**Written problem**
Your task is to write out the lines from the line containing "Convert this document image to plain text." through the last line of the material, exactly.

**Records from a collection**
--- start ---
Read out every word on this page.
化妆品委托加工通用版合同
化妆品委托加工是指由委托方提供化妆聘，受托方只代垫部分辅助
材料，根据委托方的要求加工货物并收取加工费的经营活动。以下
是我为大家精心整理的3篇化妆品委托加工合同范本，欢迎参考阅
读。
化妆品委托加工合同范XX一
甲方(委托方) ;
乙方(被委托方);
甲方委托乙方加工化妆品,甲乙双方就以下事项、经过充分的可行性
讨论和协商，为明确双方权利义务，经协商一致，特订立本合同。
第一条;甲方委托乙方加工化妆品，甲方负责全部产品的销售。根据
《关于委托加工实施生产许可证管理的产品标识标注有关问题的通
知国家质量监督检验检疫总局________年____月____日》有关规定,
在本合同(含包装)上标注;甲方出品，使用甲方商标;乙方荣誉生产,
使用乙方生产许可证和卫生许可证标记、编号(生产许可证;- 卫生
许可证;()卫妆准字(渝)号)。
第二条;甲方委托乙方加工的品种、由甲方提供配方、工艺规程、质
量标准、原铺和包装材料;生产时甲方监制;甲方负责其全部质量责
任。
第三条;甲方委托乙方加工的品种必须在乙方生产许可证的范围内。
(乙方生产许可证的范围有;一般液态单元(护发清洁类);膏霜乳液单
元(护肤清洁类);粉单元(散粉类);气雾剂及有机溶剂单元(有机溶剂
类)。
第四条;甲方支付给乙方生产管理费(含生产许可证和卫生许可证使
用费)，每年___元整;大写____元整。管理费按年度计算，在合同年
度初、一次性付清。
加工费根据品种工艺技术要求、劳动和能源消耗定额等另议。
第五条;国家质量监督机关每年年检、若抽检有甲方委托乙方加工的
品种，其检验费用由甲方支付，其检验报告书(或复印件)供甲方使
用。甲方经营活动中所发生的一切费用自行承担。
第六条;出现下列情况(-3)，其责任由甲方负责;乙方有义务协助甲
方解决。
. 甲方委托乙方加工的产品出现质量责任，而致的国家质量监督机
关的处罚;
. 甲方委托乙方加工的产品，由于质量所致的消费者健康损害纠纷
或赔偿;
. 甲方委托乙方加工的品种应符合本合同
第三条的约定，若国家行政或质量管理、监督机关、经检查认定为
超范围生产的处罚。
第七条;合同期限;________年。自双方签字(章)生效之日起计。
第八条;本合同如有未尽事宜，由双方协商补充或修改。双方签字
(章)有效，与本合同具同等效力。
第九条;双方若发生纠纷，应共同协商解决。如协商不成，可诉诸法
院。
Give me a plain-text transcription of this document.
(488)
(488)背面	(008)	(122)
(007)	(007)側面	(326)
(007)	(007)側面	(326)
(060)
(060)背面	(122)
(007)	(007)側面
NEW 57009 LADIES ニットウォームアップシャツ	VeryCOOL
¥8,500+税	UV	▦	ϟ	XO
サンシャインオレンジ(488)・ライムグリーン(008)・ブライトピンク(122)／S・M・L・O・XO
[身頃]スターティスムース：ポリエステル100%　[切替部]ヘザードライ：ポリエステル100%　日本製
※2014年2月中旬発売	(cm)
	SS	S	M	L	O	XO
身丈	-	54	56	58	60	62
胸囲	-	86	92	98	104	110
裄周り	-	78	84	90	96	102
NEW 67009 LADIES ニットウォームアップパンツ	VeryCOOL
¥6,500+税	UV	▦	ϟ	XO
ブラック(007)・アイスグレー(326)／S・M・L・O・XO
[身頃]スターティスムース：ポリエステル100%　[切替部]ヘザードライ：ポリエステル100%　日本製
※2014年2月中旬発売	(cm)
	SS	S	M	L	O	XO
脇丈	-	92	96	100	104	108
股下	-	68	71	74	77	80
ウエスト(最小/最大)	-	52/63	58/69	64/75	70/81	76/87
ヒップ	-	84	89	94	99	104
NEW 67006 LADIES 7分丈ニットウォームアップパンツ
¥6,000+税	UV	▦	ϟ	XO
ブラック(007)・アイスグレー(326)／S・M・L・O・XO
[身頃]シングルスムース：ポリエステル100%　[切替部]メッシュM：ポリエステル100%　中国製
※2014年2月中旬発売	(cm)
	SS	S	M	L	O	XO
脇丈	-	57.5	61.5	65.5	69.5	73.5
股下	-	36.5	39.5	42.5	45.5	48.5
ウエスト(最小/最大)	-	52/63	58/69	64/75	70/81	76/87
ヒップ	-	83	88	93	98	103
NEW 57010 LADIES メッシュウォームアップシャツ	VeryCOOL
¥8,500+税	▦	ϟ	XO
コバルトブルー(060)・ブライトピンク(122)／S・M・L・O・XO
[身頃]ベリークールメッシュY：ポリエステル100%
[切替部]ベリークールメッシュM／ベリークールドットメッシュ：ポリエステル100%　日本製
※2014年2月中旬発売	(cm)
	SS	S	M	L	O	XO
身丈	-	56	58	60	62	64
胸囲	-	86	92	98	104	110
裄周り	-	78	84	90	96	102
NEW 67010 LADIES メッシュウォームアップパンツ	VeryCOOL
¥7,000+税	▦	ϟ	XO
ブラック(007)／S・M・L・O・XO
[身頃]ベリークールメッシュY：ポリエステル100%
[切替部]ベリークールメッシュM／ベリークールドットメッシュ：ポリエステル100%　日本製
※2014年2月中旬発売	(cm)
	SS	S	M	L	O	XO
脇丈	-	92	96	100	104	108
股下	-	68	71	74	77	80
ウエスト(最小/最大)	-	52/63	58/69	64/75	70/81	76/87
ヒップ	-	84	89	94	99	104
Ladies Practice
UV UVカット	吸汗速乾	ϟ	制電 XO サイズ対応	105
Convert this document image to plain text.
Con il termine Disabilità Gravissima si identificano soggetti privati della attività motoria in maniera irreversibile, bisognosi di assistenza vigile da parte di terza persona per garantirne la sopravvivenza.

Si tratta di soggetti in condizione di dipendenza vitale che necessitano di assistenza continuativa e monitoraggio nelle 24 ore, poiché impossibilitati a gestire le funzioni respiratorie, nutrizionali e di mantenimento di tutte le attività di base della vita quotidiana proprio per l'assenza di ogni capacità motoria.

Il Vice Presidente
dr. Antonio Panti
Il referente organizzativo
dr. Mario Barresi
--- end ---
**Solution to this problem**
Convert this document image to plain text.
Con il termine Disabilità Gravissima si identificano soggetti privati della attività motoria in maniera irreversibile, bisognosi di assistenza vigile da parte di terza persona per garantirne la sopravvivenza.

Si tratta di soggetti in condizione di dipendenza vitale che necessitano di assistenza continuativa e monitoraggio nelle 24 ore, poiché impossibilitati a gestire le funzioni respiratorie, nutrizionali e di mantenimento di tutte le attività di base della vita quotidiana proprio per l'assenza di ogni capacità motoria.

Il Vice Presidente
dr. Antonio Panti
Il referente organizzativo
dr. Mario Barresi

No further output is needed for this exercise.